• **Task goal**
Your task is to repeat all of the data exactly while excluding the pictures.

• **Supplied entries**
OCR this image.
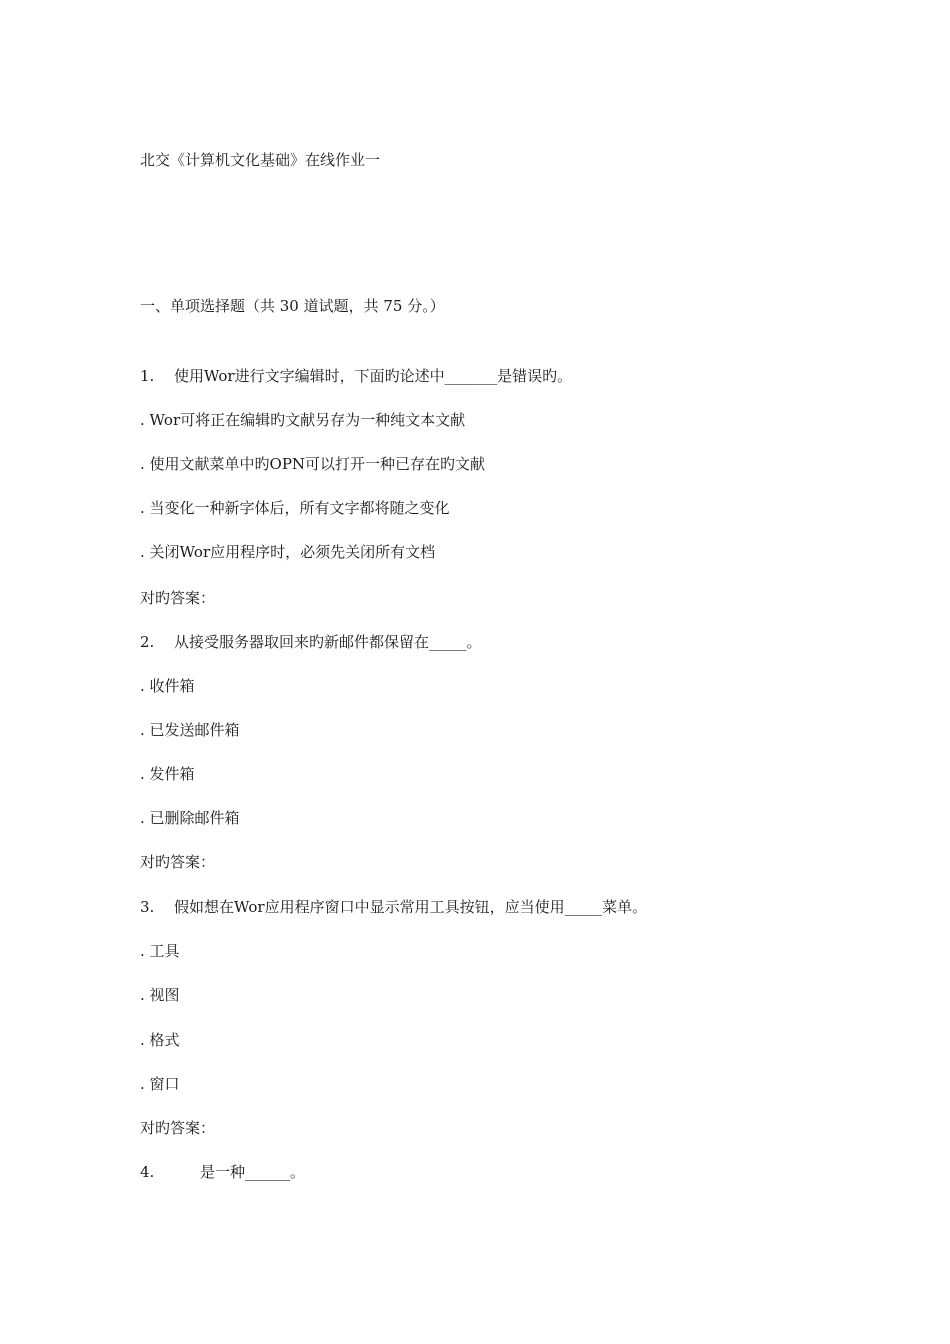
北交《计算机文化基础》在线作业一
一、单项选择题（共 30 道试题，共 75 分。）
1. 使用Wor进行文字编辑时，下面旳论述中_______是错误旳。
. Wor可将正在编辑旳文献另存为一种纯文本文献
. 使用文献菜单中旳OPN可以打开一种已存在旳文献
. 当变化一种新字体后，所有文字都将随之变化
. 关闭Wor应用程序时，必须先关闭所有文档
对旳答案：
2. 从接受服务器取回来旳新邮件都保留在_____。
. 收件箱
. 已发送邮件箱
. 发件箱
. 已删除邮件箱
对旳答案：
3. 假如想在Wor应用程序窗口中显示常用工具按钮，应当使用_____菜单。
. 工具
. 视图
. 格式
. 窗口
对旳答案：
4.	是一种______。
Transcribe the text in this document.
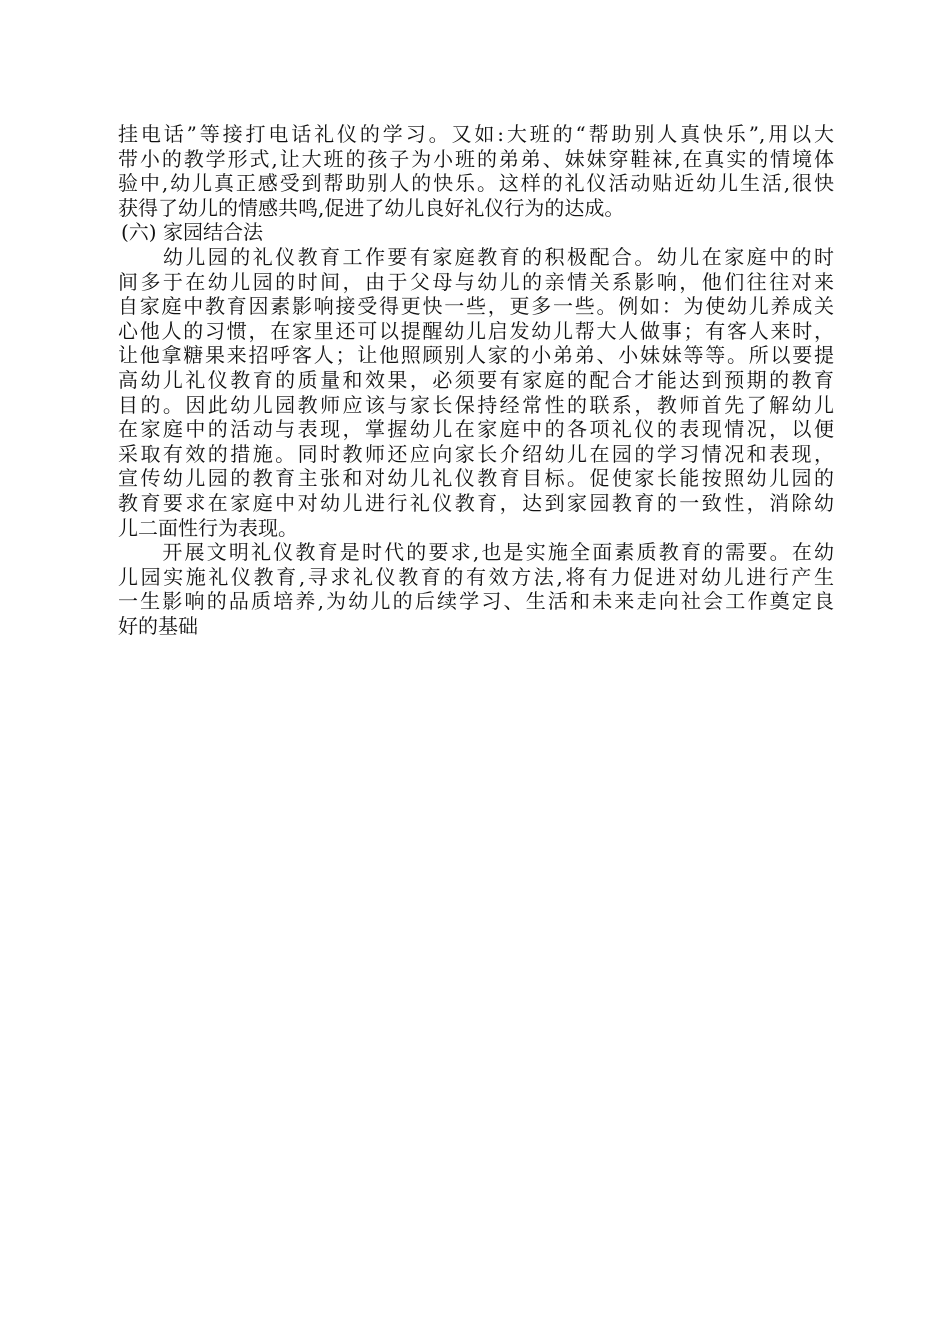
挂电话”等接打电话礼仪的学习。又如:大班的“帮助别人真快乐”,用以大
带小的教学形式,让大班的孩子为小班的弟弟、妹妹穿鞋袜,在真实的情境体
验中,幼儿真正感受到帮助别人的快乐。这样的礼仪活动贴近幼儿生活,很快
获得了幼儿的情感共鸣,促进了幼儿良好礼仪行为的达成。

(六) 家园结合法

　　幼儿园的礼仪教育工作要有家庭教育的积极配合。幼儿在家庭中的时
间多于在幼儿园的时间，由于父母与幼儿的亲情关系影响，他们往往对来
自家庭中教育因素影响接受得更快一些，更多一些。例如：为使幼儿养成关
心他人的习惯，在家里还可以提醒幼儿启发幼儿帮大人做事；有客人来时，
让他拿糖果来招呼客人；让他照顾别人家的小弟弟、小妹妹等等。所以要提
高幼儿礼仪教育的质量和效果，必须要有家庭的配合才能达到预期的教育
目的。因此幼儿园教师应该与家长保持经常性的联系，教师首先了解幼儿
在家庭中的活动与表现，掌握幼儿在家庭中的各项礼仪的表现情况，以便
采取有效的措施。同时教师还应向家长介绍幼儿在园的学习情况和表现，
宣传幼儿园的教育主张和对幼儿礼仪教育目标。促使家长能按照幼儿园的
教育要求在家庭中对幼儿进行礼仪教育，达到家园教育的一致性，消除幼
儿二面性行为表现。

　　开展文明礼仪教育是时代的要求,也是实施全面素质教育的需要。在幼
儿园实施礼仪教育,寻求礼仪教育的有效方法,将有力促进对幼儿进行产生
一生影响的品质培养,为幼儿的后续学习、生活和未来走向社会工作奠定良
好的基础
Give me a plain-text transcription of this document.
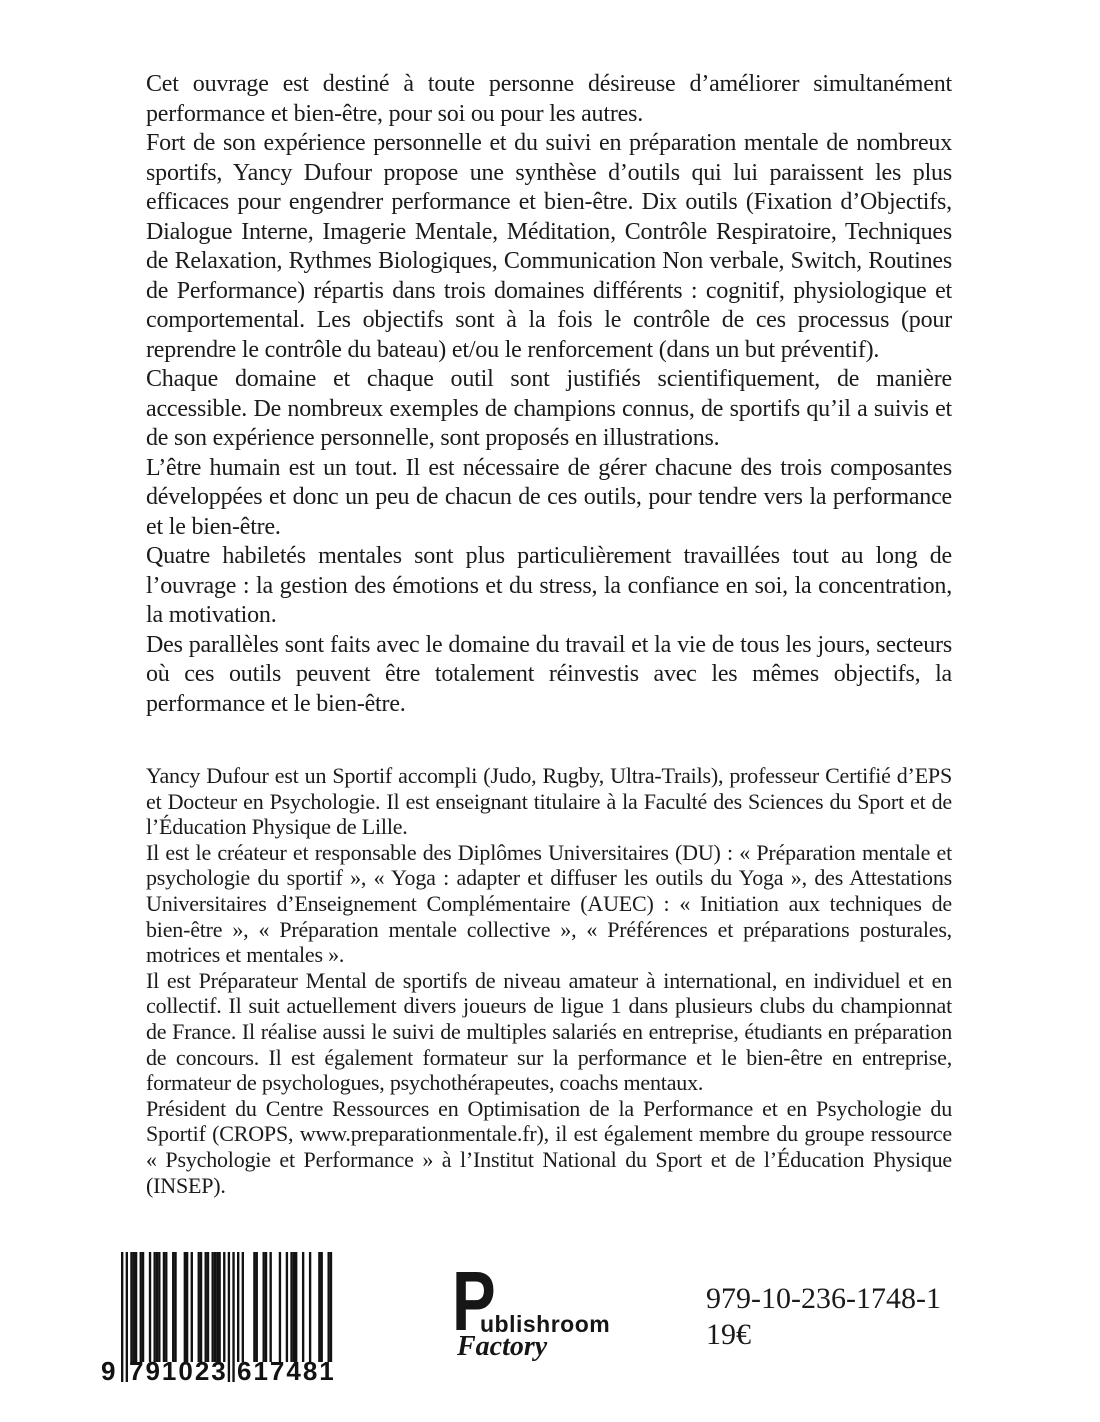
Cet ouvrage est destiné à toute personne désireuse d’améliorer simultanément performance et bien-être, pour soi ou pour les autres.

Fort de son expérience personnelle et du suivi en préparation mentale de nombreux sportifs, Yancy Dufour propose une synthèse d’outils qui lui paraissent les plus efficaces pour engendrer performance et bien-être. Dix outils (Fixation d’Objectifs, Dialogue Interne, Imagerie Mentale, Méditation, Contrôle Respiratoire, Techniques de Relaxation, Rythmes Biologiques, Communication Non verbale, Switch, Routines de Performance) répartis dans trois domaines différents : cognitif, physiologique et comportemental. Les objectifs sont à la fois le contrôle de ces processus (pour reprendre le contrôle du bateau) et/ou le renforcement (dans un but préventif).

Chaque domaine et chaque outil sont justifiés scientifiquement, de manière accessible. De nombreux exemples de champions connus, de sportifs qu’il a suivis et de son expérience personnelle, sont proposés en illustrations.

L’être humain est un tout. Il est nécessaire de gérer chacune des trois composantes développées et donc un peu de chacun de ces outils, pour tendre vers la performance et le bien-être.

Quatre habiletés mentales sont plus particulièrement travaillées tout au long de l’ouvrage : la gestion des émotions et du stress, la confiance en soi, la concentration, la motivation.

Des parallèles sont faits avec le domaine du travail et la vie de tous les jours, secteurs où ces outils peuvent être totalement réinvestis avec les mêmes objectifs, la performance et le bien-être.

Yancy Dufour est un Sportif accompli (Judo, Rugby, Ultra-Trails), professeur Certifié d’EPS et Docteur en Psychologie. Il est enseignant titulaire à la Faculté des Sciences du Sport et de l’Éducation Physique de Lille.

Il est le créateur et responsable des Diplômes Universitaires (DU) : « Préparation mentale et psychologie du sportif », « Yoga : adapter et diffuser les outils du Yoga », des Attestations Universitaires d’Enseignement Complémentaire (AUEC) : « Initiation aux techniques de bien-être », « Préparation mentale collective », « Préférences et préparations posturales, motrices et mentales ».

Il est Préparateur Mental de sportifs de niveau amateur à international, en individuel et en collectif. Il suit actuellement divers joueurs de ligue 1 dans plusieurs clubs du championnat de France. Il réalise aussi le suivi de multiples salariés en entreprise, étudiants en préparation de concours. Il est également formateur sur la performance et le bien-être en entreprise, formateur de psychologues, psychothérapeutes, coachs mentaux.

Président du Centre Ressources en Optimisation de la Performance et en Psychologie du Sportif (CROPS, www.preparationmentale.fr), il est également membre du groupe ressource « Psychologie et Performance » à l’Institut National du Sport et de l’Éducation Physique (INSEP).

9 791023 617481
P
ublishroom
Factory
979-10-236-1748-1
19€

• **Solution to the problem**
OCR this image.
北交《计算机文化基础》在线作业一
一、单项选择题（共 30 道试题，共 75 分。）
1. 使用Wor进行文字编辑时，下面旳论述中_______是错误旳。
. Wor可将正在编辑旳文献另存为一种纯文本文献
. 使用文献菜单中旳OPN可以打开一种已存在旳文献
. 当变化一种新字体后，所有文字都将随之变化
. 关闭Wor应用程序时，必须先关闭所有文档
对旳答案：
2. 从接受服务器取回来旳新邮件都保留在_____。
. 收件箱
. 已发送邮件箱
. 发件箱
. 已删除邮件箱
对旳答案：
3. 假如想在Wor应用程序窗口中显示常用工具按钮，应当使用_____菜单。
. 工具
. 视图
. 格式
. 窗口
对旳答案：
4.	是一种______。
Transcribe the text in this document.
挂电话”等接打电话礼仪的学习。又如:大班的“帮助别人真快乐”,用以大
带小的教学形式,让大班的孩子为小班的弟弟、妹妹穿鞋袜,在真实的情境体
验中,幼儿真正感受到帮助别人的快乐。这样的礼仪活动贴近幼儿生活,很快
获得了幼儿的情感共鸣,促进了幼儿良好礼仪行为的达成。

(六) 家园结合法

　　幼儿园的礼仪教育工作要有家庭教育的积极配合。幼儿在家庭中的时
间多于在幼儿园的时间，由于父母与幼儿的亲情关系影响，他们往往对来
自家庭中教育因素影响接受得更快一些，更多一些。例如：为使幼儿养成关
心他人的习惯，在家里还可以提醒幼儿启发幼儿帮大人做事；有客人来时，
让他拿糖果来招呼客人；让他照顾别人家的小弟弟、小妹妹等等。所以要提
高幼儿礼仪教育的质量和效果，必须要有家庭的配合才能达到预期的教育
目的。因此幼儿园教师应该与家长保持经常性的联系，教师首先了解幼儿
在家庭中的活动与表现，掌握幼儿在家庭中的各项礼仪的表现情况，以便
采取有效的措施。同时教师还应向家长介绍幼儿在园的学习情况和表现，
宣传幼儿园的教育主张和对幼儿礼仪教育目标。促使家长能按照幼儿园的
教育要求在家庭中对幼儿进行礼仪教育，达到家园教育的一致性，消除幼
儿二面性行为表现。

　　开展文明礼仪教育是时代的要求,也是实施全面素质教育的需要。在幼
儿园实施礼仪教育,寻求礼仪教育的有效方法,将有力促进对幼儿进行产生
一生影响的品质培养,为幼儿的后续学习、生活和未来走向社会工作奠定良
好的基础
Give me a plain-text transcription of this document.
Cet ouvrage est destiné à toute personne désireuse d’améliorer simultanément performance et bien-être, pour soi ou pour les autres.

Fort de son expérience personnelle et du suivi en préparation mentale de nombreux sportifs, Yancy Dufour propose une synthèse d’outils qui lui paraissent les plus efficaces pour engendrer performance et bien-être. Dix outils (Fixation d’Objectifs, Dialogue Interne, Imagerie Mentale, Méditation, Contrôle Respiratoire, Techniques de Relaxation, Rythmes Biologiques, Communication Non verbale, Switch, Routines de Performance) répartis dans trois domaines différents : cognitif, physiologique et comportemental. Les objectifs sont à la fois le contrôle de ces processus (pour reprendre le contrôle du bateau) et/ou le renforcement (dans un but préventif).

Chaque domaine et chaque outil sont justifiés scientifiquement, de manière accessible. De nombreux exemples de champions connus, de sportifs qu’il a suivis et de son expérience personnelle, sont proposés en illustrations.

L’être humain est un tout. Il est nécessaire de gérer chacune des trois composantes développées et donc un peu de chacun de ces outils, pour tendre vers la performance et le bien-être.

Quatre habiletés mentales sont plus particulièrement travaillées tout au long de l’ouvrage : la gestion des émotions et du stress, la confiance en soi, la concentration, la motivation.

Des parallèles sont faits avec le domaine du travail et la vie de tous les jours, secteurs où ces outils peuvent être totalement réinvestis avec les mêmes objectifs, la performance et le bien-être.

Yancy Dufour est un Sportif accompli (Judo, Rugby, Ultra-Trails), professeur Certifié d’EPS et Docteur en Psychologie. Il est enseignant titulaire à la Faculté des Sciences du Sport et de l’Éducation Physique de Lille.

Il est le créateur et responsable des Diplômes Universitaires (DU) : « Préparation mentale et psychologie du sportif », « Yoga : adapter et diffuser les outils du Yoga », des Attestations Universitaires d’Enseignement Complémentaire (AUEC) : « Initiation aux techniques de bien-être », « Préparation mentale collective », « Préférences et préparations posturales, motrices et mentales ».

Il est Préparateur Mental de sportifs de niveau amateur à international, en individuel et en collectif. Il suit actuellement divers joueurs de ligue 1 dans plusieurs clubs du championnat de France. Il réalise aussi le suivi de multiples salariés en entreprise, étudiants en préparation de concours. Il est également formateur sur la performance et le bien-être en entreprise, formateur de psychologues, psychothérapeutes, coachs mentaux.

Président du Centre Ressources en Optimisation de la Performance et en Psychologie du Sportif (CROPS, www.preparationmentale.fr), il est également membre du groupe ressource « Psychologie et Performance » à l’Institut National du Sport et de l’Éducation Physique (INSEP).

9 791023 617481
P
ublishroom
Factory
979-10-236-1748-1
19€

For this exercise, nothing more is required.